- _Data extract_

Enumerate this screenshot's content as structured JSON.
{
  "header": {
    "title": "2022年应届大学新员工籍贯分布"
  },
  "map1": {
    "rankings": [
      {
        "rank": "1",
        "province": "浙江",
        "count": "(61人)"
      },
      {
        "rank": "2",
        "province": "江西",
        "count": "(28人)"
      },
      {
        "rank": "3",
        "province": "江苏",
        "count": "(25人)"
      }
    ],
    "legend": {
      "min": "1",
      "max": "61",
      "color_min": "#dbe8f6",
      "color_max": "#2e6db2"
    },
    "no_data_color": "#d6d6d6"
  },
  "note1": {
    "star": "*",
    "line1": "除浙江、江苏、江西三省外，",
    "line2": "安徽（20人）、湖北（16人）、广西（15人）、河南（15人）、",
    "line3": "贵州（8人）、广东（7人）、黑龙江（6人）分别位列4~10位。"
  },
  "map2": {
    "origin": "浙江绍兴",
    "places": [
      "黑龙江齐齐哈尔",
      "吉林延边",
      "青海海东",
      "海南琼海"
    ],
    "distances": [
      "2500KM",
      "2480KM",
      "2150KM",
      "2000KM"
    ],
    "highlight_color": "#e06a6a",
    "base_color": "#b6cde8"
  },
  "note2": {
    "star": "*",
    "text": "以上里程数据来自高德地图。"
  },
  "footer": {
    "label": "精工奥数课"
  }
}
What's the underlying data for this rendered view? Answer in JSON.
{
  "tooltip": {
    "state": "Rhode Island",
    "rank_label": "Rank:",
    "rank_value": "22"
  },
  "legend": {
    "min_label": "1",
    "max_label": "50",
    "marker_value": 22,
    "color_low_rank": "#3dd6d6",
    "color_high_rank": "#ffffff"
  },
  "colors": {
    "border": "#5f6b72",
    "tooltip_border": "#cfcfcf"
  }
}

- _What you will do_
Return the lines above, from the one containing "What's the underlying" to the end, exactly as they stand.

- _Reply_
What's the underlying data for this rendered view? Answer in JSON.
{
  "tooltip": {
    "state": "Rhode Island",
    "rank_label": "Rank:",
    "rank_value": "22"
  },
  "legend": {
    "min_label": "1",
    "max_label": "50",
    "marker_value": 22,
    "color_low_rank": "#3dd6d6",
    "color_high_rank": "#ffffff"
  },
  "colors": {
    "border": "#5f6b72",
    "tooltip_border": "#cfcfcf"
  }
}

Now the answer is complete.